Raw data ▸

********************

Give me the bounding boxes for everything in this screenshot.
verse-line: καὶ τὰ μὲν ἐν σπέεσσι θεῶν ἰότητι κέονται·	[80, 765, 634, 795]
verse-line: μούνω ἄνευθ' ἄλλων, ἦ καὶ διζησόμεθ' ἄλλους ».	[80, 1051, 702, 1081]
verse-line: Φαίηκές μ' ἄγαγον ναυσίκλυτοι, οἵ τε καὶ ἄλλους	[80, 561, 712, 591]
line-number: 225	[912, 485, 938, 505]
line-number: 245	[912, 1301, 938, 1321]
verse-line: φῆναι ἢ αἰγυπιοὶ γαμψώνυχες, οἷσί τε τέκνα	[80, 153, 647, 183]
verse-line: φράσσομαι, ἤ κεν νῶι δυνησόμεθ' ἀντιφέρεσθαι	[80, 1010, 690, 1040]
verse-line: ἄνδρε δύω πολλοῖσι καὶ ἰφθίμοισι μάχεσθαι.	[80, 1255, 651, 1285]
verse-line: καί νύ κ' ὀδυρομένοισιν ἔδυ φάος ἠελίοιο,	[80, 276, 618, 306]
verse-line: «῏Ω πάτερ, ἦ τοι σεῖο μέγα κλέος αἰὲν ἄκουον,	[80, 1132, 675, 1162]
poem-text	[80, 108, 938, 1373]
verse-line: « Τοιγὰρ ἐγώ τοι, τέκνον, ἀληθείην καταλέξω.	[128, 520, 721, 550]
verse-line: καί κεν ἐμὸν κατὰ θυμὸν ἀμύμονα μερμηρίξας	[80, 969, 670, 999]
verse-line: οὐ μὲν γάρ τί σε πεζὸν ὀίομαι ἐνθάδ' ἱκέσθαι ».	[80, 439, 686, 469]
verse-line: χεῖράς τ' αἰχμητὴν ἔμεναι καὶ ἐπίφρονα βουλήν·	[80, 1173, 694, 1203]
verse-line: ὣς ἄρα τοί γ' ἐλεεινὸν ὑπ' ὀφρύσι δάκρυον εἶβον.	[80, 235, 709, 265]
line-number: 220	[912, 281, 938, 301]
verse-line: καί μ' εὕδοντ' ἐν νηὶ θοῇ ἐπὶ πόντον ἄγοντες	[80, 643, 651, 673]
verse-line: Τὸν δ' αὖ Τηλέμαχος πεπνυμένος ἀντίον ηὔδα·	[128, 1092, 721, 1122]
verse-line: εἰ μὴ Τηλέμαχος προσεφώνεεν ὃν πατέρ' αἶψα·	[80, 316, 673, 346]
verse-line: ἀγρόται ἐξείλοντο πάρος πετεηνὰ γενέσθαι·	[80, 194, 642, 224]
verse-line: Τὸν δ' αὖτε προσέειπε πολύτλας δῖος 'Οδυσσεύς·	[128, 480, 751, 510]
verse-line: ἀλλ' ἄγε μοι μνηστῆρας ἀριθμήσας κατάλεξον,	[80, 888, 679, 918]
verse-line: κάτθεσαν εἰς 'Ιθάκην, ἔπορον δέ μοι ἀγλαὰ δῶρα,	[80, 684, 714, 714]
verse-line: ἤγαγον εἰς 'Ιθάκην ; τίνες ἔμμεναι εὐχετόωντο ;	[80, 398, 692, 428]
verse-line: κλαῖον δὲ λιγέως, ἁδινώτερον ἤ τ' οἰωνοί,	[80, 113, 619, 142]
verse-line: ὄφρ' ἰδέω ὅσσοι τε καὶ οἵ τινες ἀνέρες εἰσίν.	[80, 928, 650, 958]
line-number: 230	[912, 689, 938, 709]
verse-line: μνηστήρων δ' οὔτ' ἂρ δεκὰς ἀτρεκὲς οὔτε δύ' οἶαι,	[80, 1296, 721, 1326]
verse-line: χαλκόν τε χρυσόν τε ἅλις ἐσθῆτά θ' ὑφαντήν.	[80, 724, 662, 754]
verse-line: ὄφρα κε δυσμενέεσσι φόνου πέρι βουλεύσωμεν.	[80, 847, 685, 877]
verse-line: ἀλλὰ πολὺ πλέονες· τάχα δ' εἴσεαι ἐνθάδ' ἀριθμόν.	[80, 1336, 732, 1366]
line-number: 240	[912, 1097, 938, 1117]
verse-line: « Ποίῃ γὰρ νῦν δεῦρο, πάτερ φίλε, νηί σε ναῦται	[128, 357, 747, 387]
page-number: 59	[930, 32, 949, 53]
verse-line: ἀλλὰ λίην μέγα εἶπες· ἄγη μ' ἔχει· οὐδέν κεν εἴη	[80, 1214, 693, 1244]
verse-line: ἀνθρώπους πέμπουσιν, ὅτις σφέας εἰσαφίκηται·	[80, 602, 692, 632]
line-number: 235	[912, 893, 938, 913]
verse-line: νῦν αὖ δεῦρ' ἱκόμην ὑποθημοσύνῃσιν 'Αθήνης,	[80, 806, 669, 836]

********************

Exercise ▸
Turn the data into a numbered list, beginning at its first line and stopping after the line that contains "281, 938, 301]". Leave out any blank lines.

The answer ▸
1. Give me the bounding boxes for everything in this screenshot.
2. verse-line: καὶ τὰ μὲν ἐν σπέεσσι θεῶν ἰότητι κέονται·	[80, 765, 634, 795]
3. verse-line: μούνω ἄνευθ' ἄλλων, ἦ καὶ διζησόμεθ' ἄλλους ».	[80, 1051, 702, 1081]
4. verse-line: Φαίηκές μ' ἄγαγον ναυσίκλυτοι, οἵ τε καὶ ἄλλους	[80, 561, 712, 591]
5. line-number: 225	[912, 485, 938, 505]
6. line-number: 245	[912, 1301, 938, 1321]
7. verse-line: φῆναι ἢ αἰγυπιοὶ γαμψώνυχες, οἷσί τε τέκνα	[80, 153, 647, 183]
8. verse-line: φράσσομαι, ἤ κεν νῶι δυνησόμεθ' ἀντιφέρεσθαι	[80, 1010, 690, 1040]
9. verse-line: ἄνδρε δύω πολλοῖσι καὶ ἰφθίμοισι μάχεσθαι.	[80, 1255, 651, 1285]
10. verse-line: καί νύ κ' ὀδυρομένοισιν ἔδυ φάος ἠελίοιο,	[80, 276, 618, 306]
11. verse-line: «῏Ω πάτερ, ἦ τοι σεῖο μέγα κλέος αἰὲν ἄκουον,	[80, 1132, 675, 1162]
12. poem-text	[80, 108, 938, 1373]
13. verse-line: « Τοιγὰρ ἐγώ τοι, τέκνον, ἀληθείην καταλέξω.	[128, 520, 721, 550]
14. verse-line: καί κεν ἐμὸν κατὰ θυμὸν ἀμύμονα μερμηρίξας	[80, 969, 670, 999]
15. verse-line: οὐ μὲν γάρ τί σε πεζὸν ὀίομαι ἐνθάδ' ἱκέσθαι ».	[80, 439, 686, 469]
16. verse-line: χεῖράς τ' αἰχμητὴν ἔμεναι καὶ ἐπίφρονα βουλήν·	[80, 1173, 694, 1203]
17. verse-line: ὣς ἄρα τοί γ' ἐλεεινὸν ὑπ' ὀφρύσι δάκρυον εἶβον.	[80, 235, 709, 265]
18. line-number: 220	[912, 281, 938, 301]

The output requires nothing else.